TO BE DONE: Gather all lines with the word "text" in them.

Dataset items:
_____
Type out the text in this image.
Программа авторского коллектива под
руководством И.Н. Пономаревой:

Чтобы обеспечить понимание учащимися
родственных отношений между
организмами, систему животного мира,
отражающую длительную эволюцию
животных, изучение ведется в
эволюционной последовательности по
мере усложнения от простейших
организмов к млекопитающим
_____
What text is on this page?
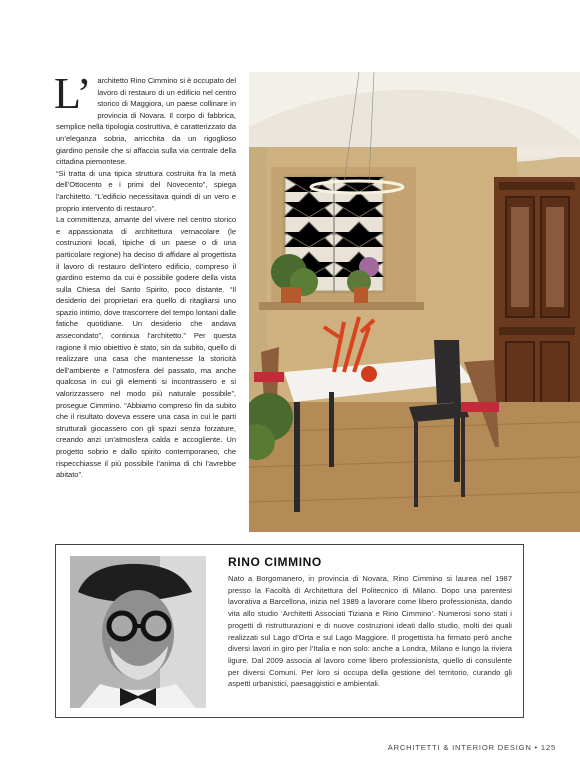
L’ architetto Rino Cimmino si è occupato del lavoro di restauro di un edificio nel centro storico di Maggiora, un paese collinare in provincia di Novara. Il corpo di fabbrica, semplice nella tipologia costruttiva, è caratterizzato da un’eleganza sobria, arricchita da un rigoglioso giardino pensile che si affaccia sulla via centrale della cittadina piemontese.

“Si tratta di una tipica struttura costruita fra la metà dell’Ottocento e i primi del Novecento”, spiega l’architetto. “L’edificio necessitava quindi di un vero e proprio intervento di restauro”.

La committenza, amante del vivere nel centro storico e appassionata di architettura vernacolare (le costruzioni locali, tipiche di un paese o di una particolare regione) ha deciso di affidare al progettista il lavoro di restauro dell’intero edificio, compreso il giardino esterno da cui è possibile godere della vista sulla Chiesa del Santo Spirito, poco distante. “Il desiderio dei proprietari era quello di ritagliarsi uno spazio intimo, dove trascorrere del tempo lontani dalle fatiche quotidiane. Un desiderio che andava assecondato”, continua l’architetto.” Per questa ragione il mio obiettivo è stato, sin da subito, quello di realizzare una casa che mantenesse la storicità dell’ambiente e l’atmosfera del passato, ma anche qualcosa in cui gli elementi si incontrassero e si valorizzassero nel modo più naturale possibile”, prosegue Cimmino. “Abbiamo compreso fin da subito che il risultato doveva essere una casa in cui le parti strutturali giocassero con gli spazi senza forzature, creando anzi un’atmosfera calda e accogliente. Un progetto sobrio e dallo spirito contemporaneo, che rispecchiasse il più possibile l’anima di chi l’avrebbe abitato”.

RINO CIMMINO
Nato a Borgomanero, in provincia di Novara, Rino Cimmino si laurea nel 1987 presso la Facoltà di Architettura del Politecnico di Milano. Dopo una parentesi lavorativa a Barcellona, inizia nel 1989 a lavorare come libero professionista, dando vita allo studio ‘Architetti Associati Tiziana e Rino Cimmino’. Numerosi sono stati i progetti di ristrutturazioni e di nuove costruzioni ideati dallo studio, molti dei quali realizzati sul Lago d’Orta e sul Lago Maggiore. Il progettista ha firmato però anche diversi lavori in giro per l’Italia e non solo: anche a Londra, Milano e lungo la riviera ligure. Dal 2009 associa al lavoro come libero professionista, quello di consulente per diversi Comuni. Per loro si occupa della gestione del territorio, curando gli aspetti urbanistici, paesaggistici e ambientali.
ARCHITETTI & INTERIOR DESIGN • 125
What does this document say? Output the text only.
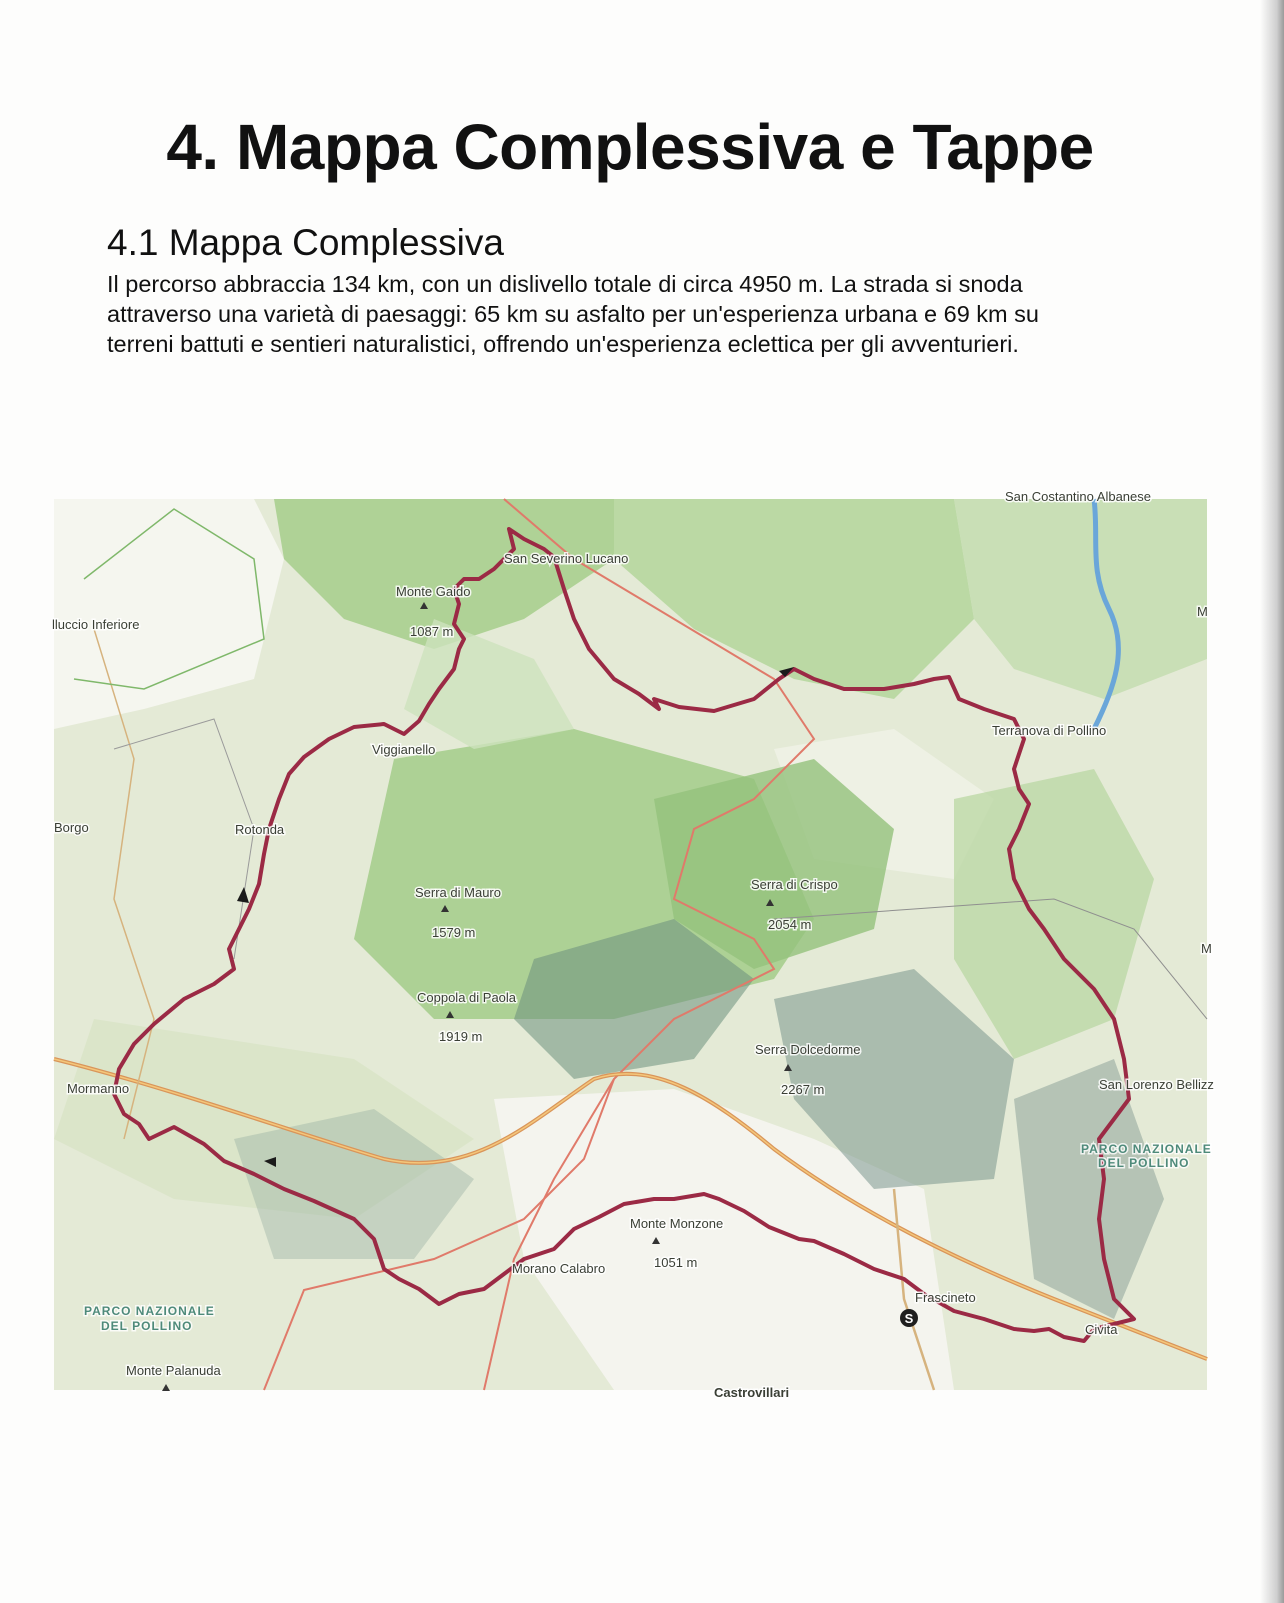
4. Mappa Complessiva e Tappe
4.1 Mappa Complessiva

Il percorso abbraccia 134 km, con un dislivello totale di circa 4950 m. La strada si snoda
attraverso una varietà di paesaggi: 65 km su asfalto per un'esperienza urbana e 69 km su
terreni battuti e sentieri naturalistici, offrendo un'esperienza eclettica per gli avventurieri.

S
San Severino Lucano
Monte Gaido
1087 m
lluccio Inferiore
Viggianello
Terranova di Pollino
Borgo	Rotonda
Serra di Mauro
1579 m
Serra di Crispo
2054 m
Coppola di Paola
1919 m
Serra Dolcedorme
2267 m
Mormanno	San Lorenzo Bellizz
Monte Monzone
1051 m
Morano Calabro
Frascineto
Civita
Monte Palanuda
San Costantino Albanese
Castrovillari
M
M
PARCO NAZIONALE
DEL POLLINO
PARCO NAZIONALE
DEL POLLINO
_____
RESPONSE TO THIS EXERCISE:
Type out the text in this image.
What text is on this page?
What does this document say? Output the text only.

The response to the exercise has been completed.